**TASK TO CARRY OUT**. Find all the lines with "Thành" and gather them.

**STORED ROWS**.
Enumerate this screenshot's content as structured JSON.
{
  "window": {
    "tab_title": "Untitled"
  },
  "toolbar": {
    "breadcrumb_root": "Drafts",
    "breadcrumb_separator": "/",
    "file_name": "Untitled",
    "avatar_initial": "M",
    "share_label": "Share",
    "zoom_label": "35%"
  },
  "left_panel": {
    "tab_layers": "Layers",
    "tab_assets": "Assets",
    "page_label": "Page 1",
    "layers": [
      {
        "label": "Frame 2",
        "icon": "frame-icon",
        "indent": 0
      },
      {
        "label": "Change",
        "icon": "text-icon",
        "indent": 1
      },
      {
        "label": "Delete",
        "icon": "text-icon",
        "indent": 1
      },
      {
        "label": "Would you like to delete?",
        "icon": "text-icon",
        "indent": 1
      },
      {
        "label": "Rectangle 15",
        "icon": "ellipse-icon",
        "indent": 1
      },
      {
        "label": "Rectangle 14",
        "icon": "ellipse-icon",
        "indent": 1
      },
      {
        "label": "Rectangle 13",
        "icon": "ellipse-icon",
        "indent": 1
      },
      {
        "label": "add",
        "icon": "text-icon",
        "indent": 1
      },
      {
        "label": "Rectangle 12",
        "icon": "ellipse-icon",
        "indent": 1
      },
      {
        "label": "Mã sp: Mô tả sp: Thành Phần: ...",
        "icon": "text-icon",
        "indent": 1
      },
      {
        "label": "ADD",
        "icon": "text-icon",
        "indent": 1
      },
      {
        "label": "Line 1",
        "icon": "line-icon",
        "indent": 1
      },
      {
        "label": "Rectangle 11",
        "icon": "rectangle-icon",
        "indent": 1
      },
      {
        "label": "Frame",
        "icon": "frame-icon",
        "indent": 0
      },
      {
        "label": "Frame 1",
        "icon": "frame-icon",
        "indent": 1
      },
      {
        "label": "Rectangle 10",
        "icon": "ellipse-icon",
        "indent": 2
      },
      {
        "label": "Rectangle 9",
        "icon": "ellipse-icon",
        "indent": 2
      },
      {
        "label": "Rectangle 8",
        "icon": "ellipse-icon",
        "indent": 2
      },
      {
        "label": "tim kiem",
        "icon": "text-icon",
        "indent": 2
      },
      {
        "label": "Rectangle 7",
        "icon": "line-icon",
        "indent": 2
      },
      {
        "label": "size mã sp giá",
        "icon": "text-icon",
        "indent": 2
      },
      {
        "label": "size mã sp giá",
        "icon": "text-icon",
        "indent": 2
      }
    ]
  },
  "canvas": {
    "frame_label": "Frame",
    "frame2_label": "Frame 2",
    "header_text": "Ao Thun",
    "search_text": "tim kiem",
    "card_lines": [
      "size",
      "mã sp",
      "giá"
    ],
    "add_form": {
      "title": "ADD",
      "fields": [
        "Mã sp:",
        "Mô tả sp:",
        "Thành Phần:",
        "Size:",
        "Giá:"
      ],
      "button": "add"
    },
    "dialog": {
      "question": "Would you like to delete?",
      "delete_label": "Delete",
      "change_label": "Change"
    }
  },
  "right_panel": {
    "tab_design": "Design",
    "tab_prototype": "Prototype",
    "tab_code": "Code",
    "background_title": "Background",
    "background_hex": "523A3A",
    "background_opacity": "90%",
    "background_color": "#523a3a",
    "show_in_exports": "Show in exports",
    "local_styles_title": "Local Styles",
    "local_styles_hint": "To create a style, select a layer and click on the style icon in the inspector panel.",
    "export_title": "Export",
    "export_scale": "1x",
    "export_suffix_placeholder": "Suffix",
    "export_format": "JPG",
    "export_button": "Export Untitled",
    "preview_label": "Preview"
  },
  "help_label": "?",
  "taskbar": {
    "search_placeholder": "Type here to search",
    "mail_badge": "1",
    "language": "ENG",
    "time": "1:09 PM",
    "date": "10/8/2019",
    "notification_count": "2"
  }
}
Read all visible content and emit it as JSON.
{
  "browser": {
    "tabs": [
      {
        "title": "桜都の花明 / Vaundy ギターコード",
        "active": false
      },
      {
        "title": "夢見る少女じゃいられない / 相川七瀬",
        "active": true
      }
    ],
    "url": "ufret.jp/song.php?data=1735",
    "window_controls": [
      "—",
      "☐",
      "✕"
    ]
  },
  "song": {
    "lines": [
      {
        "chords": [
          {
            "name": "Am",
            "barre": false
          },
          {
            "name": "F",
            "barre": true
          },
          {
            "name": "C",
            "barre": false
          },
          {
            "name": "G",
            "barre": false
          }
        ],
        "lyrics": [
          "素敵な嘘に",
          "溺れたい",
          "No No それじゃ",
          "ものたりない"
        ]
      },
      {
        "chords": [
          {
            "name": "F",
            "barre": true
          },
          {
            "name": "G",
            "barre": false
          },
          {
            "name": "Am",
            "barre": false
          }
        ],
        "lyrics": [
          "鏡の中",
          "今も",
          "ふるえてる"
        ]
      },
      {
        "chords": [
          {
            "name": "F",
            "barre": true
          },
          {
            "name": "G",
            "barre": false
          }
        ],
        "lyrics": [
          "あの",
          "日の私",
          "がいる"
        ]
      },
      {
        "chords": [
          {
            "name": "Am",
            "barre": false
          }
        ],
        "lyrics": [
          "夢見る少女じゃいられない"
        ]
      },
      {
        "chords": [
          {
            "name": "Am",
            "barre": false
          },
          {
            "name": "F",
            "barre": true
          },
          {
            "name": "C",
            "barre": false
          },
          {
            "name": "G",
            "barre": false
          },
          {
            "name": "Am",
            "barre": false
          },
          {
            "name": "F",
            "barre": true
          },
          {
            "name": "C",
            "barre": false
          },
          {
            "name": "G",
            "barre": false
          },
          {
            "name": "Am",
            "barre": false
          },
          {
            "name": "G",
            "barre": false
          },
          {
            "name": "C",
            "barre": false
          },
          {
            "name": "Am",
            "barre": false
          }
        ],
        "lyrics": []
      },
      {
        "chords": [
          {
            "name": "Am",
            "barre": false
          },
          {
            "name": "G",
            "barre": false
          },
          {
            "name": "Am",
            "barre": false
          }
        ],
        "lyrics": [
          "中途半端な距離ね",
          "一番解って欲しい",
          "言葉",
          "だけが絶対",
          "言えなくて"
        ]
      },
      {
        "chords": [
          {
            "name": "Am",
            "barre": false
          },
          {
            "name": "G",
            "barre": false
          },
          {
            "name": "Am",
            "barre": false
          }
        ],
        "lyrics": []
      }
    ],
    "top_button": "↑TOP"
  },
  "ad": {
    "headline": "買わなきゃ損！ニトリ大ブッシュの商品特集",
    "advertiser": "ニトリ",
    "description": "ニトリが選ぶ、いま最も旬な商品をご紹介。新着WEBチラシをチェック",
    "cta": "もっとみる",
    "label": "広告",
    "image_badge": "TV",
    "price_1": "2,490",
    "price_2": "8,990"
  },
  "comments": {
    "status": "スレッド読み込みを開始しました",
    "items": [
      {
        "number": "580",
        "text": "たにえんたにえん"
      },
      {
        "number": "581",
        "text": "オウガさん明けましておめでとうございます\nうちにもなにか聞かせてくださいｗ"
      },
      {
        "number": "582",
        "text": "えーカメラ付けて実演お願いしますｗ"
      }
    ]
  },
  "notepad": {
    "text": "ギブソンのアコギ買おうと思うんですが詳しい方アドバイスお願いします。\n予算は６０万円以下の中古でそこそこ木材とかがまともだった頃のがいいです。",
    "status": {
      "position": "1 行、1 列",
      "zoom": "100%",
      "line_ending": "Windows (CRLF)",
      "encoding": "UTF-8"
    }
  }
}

**SOLUTION FOR THIS TASK**.
        "label": "Mã sp: Mô tả sp: Thành Phần: ...",
        "Thành Phần:",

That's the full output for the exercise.